Excerpts from a figure dataset:

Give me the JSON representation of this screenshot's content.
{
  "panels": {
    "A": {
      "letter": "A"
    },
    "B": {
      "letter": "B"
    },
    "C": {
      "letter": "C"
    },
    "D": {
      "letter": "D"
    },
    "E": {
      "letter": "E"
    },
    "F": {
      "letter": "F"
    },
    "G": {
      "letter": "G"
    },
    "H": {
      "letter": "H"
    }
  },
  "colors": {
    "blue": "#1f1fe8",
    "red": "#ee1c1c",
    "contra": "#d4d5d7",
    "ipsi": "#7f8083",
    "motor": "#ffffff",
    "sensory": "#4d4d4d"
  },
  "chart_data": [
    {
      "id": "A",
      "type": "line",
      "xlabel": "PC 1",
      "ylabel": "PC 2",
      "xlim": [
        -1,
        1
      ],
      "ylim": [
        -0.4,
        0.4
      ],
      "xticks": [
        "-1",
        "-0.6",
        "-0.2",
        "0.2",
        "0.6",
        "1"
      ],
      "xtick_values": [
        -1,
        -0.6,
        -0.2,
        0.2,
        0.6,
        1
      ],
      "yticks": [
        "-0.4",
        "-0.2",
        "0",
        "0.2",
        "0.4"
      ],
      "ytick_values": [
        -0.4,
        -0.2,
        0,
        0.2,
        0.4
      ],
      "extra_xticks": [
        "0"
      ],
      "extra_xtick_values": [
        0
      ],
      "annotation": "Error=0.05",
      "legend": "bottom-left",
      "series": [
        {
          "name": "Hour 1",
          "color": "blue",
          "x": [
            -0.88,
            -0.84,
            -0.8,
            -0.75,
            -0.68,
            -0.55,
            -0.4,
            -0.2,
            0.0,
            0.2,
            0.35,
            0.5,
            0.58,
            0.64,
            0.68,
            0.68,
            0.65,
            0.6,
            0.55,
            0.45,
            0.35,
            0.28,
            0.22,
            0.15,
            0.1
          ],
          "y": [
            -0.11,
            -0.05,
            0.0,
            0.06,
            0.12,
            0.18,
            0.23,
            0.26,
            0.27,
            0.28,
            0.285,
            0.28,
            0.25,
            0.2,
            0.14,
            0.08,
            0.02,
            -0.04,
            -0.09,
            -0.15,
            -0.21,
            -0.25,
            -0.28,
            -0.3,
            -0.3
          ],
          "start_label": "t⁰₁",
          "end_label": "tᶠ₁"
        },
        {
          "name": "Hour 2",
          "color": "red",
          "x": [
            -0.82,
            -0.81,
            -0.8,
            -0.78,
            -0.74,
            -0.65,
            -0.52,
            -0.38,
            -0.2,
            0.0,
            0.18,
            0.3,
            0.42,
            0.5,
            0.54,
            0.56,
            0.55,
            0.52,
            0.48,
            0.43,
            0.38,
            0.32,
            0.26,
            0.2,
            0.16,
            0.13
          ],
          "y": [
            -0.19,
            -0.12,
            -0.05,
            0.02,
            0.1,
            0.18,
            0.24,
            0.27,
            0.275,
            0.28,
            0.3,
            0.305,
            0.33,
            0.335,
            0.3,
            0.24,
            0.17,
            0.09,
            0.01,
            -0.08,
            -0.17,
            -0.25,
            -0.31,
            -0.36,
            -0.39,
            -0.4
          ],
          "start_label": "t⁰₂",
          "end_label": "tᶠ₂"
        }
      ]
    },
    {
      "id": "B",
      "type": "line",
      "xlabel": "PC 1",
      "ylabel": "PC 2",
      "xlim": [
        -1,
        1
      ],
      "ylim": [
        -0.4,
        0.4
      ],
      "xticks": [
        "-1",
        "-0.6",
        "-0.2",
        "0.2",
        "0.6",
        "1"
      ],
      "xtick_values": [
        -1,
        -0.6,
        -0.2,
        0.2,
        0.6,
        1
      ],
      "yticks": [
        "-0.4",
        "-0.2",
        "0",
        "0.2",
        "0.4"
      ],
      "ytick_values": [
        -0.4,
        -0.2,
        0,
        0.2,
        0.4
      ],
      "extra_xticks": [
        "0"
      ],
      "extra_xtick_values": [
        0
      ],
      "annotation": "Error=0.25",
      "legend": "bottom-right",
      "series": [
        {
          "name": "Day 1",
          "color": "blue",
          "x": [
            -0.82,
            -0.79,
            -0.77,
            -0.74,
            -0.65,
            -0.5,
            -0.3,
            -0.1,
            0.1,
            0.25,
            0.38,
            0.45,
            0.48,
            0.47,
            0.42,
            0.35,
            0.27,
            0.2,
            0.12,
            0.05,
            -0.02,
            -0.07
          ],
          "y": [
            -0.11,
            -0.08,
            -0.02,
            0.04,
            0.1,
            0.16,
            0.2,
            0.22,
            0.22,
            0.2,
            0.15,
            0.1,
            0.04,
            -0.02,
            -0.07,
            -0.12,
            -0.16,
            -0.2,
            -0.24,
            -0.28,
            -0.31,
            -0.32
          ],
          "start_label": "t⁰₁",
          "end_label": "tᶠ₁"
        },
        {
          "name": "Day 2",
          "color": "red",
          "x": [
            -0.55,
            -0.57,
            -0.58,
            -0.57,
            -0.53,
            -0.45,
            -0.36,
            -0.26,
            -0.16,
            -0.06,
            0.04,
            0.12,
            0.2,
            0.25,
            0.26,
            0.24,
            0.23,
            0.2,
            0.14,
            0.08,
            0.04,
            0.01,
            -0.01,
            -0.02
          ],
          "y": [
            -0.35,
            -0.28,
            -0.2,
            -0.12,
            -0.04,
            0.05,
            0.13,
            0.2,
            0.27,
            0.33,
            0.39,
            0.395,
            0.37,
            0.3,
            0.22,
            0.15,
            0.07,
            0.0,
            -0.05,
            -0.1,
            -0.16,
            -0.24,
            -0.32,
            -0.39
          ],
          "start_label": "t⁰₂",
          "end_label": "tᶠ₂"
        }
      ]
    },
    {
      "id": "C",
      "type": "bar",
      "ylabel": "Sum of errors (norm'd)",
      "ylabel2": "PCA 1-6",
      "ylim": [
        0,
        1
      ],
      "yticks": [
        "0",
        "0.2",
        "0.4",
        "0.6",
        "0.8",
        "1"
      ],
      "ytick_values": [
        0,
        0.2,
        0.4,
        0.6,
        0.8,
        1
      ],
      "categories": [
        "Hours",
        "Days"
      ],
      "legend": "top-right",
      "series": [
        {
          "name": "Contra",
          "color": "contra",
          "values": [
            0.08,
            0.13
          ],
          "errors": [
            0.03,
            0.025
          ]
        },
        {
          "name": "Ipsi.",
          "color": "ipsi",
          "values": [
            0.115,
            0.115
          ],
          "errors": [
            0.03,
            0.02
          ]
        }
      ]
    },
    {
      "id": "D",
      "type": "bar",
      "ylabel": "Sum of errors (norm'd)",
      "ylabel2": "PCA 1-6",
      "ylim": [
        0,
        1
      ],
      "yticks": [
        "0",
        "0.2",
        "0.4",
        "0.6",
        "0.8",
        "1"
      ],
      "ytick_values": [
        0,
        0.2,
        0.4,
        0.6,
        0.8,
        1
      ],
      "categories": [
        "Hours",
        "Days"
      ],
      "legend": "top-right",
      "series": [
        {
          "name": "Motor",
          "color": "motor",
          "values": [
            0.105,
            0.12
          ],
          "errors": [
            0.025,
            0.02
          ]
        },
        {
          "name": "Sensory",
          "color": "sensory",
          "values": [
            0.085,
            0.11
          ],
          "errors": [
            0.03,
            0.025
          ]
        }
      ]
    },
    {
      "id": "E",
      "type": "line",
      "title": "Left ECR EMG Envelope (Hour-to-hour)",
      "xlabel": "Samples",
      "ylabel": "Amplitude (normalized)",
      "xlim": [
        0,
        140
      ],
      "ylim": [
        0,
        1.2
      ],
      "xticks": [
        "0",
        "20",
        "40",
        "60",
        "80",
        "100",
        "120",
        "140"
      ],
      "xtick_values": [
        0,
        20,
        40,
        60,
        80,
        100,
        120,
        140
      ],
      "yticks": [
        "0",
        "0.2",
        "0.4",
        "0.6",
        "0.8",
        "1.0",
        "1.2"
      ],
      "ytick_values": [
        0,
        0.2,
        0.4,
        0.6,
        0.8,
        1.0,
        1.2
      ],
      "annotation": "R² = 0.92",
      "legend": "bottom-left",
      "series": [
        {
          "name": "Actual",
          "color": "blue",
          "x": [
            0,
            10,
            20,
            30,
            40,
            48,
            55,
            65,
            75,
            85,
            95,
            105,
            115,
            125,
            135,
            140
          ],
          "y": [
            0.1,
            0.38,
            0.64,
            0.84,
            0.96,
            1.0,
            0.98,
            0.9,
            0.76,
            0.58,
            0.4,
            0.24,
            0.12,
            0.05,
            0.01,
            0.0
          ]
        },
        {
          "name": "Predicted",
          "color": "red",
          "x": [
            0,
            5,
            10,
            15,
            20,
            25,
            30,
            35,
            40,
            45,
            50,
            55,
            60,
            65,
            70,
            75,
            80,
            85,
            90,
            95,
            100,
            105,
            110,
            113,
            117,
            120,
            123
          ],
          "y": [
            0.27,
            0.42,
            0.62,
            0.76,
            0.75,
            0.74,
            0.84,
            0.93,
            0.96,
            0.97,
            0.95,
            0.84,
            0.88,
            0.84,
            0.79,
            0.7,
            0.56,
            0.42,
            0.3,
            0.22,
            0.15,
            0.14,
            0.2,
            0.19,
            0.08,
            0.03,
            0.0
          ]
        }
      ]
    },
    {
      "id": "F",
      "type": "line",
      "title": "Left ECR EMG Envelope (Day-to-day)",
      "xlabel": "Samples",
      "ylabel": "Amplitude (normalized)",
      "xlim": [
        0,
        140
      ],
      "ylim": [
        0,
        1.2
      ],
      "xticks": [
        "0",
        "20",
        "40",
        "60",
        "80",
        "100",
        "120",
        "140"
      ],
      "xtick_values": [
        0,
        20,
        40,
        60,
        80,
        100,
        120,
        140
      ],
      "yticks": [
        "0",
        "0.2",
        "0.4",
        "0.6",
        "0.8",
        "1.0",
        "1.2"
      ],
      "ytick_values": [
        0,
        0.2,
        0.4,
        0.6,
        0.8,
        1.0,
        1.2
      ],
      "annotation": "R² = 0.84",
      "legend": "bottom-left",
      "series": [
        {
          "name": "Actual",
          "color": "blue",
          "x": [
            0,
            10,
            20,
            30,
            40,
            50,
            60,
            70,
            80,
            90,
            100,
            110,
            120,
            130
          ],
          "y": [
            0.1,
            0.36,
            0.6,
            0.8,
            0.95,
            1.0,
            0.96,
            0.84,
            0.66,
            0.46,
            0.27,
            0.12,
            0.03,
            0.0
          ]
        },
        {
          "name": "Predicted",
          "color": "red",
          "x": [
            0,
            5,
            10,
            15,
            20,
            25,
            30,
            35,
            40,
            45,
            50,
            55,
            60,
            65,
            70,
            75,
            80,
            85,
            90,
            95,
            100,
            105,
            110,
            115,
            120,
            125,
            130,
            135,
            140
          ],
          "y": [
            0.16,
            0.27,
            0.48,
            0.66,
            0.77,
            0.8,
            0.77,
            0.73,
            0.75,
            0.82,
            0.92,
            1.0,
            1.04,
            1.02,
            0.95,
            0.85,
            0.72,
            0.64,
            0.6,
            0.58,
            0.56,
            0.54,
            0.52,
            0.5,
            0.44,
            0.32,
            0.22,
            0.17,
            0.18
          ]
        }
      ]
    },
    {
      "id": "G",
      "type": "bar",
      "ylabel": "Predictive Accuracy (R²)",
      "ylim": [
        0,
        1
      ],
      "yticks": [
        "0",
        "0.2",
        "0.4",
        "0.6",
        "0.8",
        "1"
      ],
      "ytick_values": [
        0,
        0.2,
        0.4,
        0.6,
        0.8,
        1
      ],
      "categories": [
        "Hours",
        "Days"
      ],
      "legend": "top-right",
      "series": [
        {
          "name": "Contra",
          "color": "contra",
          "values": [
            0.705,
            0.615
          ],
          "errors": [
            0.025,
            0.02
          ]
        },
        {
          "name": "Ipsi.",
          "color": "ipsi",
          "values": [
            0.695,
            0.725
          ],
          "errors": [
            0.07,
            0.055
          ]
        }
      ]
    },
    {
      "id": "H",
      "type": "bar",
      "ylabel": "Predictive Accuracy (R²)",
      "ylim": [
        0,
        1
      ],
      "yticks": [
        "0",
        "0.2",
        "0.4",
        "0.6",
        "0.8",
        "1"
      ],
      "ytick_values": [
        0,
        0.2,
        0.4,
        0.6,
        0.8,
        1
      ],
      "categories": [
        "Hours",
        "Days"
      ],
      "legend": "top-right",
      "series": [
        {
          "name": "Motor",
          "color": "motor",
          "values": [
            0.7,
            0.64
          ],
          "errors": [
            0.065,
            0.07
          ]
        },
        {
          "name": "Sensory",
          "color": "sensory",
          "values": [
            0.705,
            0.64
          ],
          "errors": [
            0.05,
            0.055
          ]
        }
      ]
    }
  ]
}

Required work: Show each line of the listing that holds the string "letter".

Solved exercise:
      "letter": "A"
      "letter": "B"
      "letter": "C"
      "letter": "D"
      "letter": "E"
      "letter": "F"
      "letter": "G"
      "letter": "H"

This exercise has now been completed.